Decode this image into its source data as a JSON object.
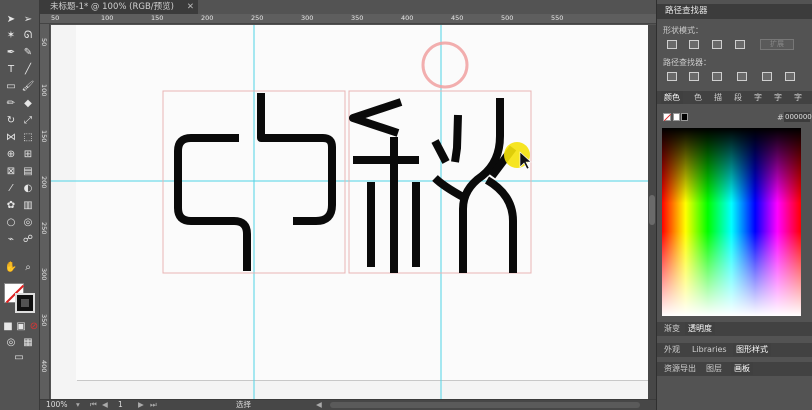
{
  "document_tab": {
    "title": "未标题-1* @ 100% (RGB/预览)",
    "close": "✕"
  },
  "ruler": {
    "top_ticks": [
      "50",
      "100",
      "150",
      "200",
      "250",
      "300",
      "350",
      "400",
      "450",
      "500",
      "550"
    ],
    "left_ticks": [
      "50",
      "100",
      "150",
      "200",
      "250",
      "300",
      "350",
      "400"
    ]
  },
  "status": {
    "zoom": "100%",
    "page": "1",
    "mode": "选择"
  },
  "pathfinder": {
    "title": "路径查找器",
    "shape_modes_label": "形状模式：",
    "pathfinders_label": "路径查找器：",
    "expand_label": "扩展"
  },
  "color_panel": {
    "tabs": [
      "颜色",
      "色",
      "描",
      "段",
      "字",
      "字",
      "字"
    ],
    "hex_label": "#",
    "hex_value": "000000"
  },
  "bottom_tabs_1": [
    "渐变",
    "透明度"
  ],
  "bottom_tabs_2": [
    "外观",
    "Libraries",
    "图形样式"
  ],
  "bottom_tabs_3": [
    "资源导出",
    "图层",
    "画板"
  ],
  "colors": {
    "canvas": "#fbfbfb",
    "guide": "#4fd3e6",
    "glyph": "#0a0a0a",
    "box_border": "#e8b4b4",
    "cursor_highlight": "#f5e20a",
    "click_ring": "#f0a0a0"
  },
  "icons": [
    "selection-icon",
    "direct-select-icon",
    "pen-icon",
    "type-icon",
    "line-icon",
    "brush-icon",
    "pencil-icon",
    "eraser-icon",
    "rotate-icon",
    "scale-icon",
    "width-icon",
    "free-transform-icon",
    "shape-builder-icon",
    "perspective-icon",
    "mesh-icon",
    "gradient-icon",
    "eyedropper-icon",
    "blend-icon",
    "symbol-icon",
    "graph-icon",
    "artboard-icon",
    "slice-icon",
    "hand-icon",
    "zoom-icon",
    "fill-stroke-icon",
    "swap-icon",
    "screen-mode-icon"
  ]
}
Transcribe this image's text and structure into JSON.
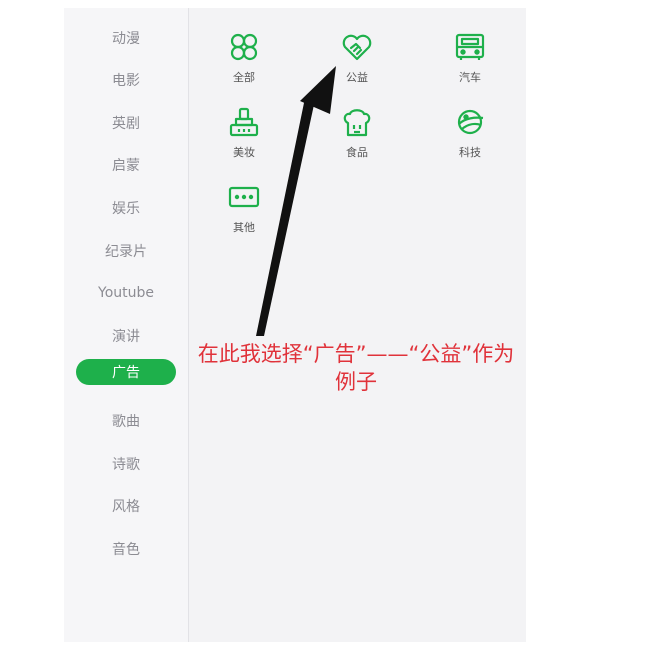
{
  "sidebar": {
    "items": [
      {
        "label": "动漫"
      },
      {
        "label": "电影"
      },
      {
        "label": "英剧"
      },
      {
        "label": "启蒙"
      },
      {
        "label": "娱乐"
      },
      {
        "label": "纪录片"
      },
      {
        "label": "Youtube"
      },
      {
        "label": "演讲"
      },
      {
        "label": "广告",
        "active": true
      },
      {
        "label": "歌曲"
      },
      {
        "label": "诗歌"
      },
      {
        "label": "风格"
      },
      {
        "label": "音色"
      }
    ]
  },
  "grid": {
    "items": [
      {
        "label": "全部",
        "icon": "clover-icon"
      },
      {
        "label": "公益",
        "icon": "heart-handshake-icon"
      },
      {
        "label": "汽车",
        "icon": "car-icon"
      },
      {
        "label": "美妆",
        "icon": "makeup-icon"
      },
      {
        "label": "食品",
        "icon": "food-icon"
      },
      {
        "label": "科技",
        "icon": "planet-icon"
      },
      {
        "label": "其他",
        "icon": "more-icon"
      }
    ]
  },
  "annotation": {
    "text": "在此我选择“广告”——“公益”作为例子"
  },
  "colors": {
    "accent": "#1eb04b",
    "annotation": "#e0323a",
    "arrow": "#111111"
  }
}
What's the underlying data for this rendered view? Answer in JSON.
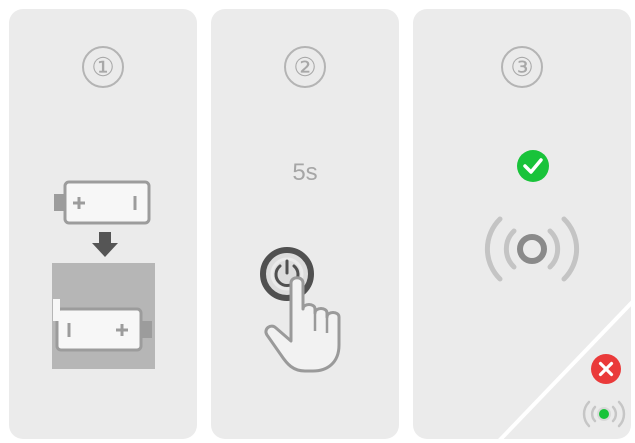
{
  "steps": [
    {
      "number": "①",
      "illustration": "battery-insert-icon"
    },
    {
      "number": "②",
      "duration_label": "5s",
      "illustration": "press-power-button-icon"
    },
    {
      "number": "③",
      "success_indicator": "check-circle-icon",
      "success_signal": "broadcast-signal-icon",
      "error_indicator": "close-circle-icon",
      "error_signal": "signal-green-dot-icon"
    }
  ],
  "colors": {
    "panel_background": "#ebebeb",
    "icon_gray": "#9c9c9c",
    "success_green": "#19c33a",
    "error_red": "#ea3a3a"
  }
}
---------------
▸ TASK GOAL: Determine how many lines in the records contain "image", and reply with the number only.

▸ THE REPLY: 2